### [Goal]
List, from the lines below, each one with "Record" in it.
* Begin *
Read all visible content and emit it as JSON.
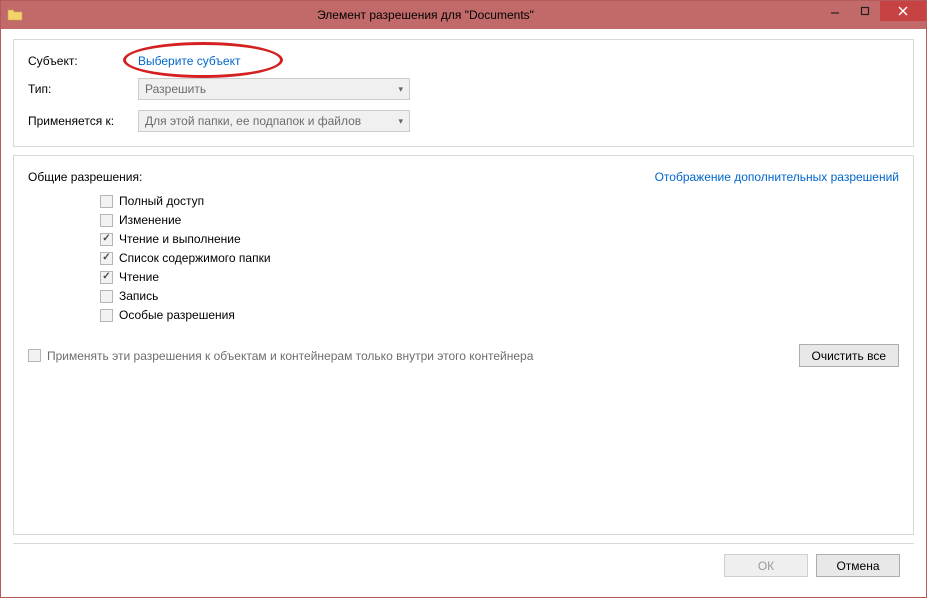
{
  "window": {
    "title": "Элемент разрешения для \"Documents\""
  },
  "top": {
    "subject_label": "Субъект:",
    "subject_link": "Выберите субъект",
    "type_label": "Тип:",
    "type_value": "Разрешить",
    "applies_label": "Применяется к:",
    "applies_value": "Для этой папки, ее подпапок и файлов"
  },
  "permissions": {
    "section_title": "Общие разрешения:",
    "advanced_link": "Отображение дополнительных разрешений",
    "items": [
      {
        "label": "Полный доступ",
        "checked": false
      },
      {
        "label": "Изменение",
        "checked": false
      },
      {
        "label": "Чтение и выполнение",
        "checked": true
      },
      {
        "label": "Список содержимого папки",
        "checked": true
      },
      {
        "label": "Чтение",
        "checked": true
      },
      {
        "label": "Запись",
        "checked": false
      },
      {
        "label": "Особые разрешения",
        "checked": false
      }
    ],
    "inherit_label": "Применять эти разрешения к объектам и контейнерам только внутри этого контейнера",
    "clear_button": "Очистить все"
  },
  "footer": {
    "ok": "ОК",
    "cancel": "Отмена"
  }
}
* End *
* Begin *
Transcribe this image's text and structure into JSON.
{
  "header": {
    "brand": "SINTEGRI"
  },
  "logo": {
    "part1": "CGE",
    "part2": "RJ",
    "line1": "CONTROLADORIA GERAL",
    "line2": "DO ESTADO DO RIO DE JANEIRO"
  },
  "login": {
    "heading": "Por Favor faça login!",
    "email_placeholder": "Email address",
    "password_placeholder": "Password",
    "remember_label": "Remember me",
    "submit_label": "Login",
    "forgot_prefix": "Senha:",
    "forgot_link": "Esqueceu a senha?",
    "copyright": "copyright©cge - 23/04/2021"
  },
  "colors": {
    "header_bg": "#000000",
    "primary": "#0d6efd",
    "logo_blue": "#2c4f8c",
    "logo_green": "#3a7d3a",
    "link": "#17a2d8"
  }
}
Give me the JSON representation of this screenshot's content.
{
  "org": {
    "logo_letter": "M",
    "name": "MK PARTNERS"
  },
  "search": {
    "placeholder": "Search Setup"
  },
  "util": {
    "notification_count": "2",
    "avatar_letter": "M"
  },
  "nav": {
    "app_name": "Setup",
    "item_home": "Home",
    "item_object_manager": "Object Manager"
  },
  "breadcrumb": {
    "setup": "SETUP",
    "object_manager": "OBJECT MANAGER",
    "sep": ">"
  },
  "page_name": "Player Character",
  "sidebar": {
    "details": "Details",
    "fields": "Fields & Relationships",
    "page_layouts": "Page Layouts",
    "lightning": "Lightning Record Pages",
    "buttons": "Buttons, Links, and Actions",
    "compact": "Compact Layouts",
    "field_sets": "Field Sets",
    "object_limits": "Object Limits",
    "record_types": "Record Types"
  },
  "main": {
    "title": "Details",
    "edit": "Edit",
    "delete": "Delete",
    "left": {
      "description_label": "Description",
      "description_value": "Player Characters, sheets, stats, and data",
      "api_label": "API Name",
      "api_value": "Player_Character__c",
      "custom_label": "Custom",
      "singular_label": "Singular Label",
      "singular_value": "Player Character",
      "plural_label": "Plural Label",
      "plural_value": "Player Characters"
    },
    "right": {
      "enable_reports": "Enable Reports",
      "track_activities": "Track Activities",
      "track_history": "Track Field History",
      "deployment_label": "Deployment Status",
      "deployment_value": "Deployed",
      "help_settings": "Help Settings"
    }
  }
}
* End *
### [Answer below]
    "lightning": "Lightning Record Pages",
    "record_types": "Record Types"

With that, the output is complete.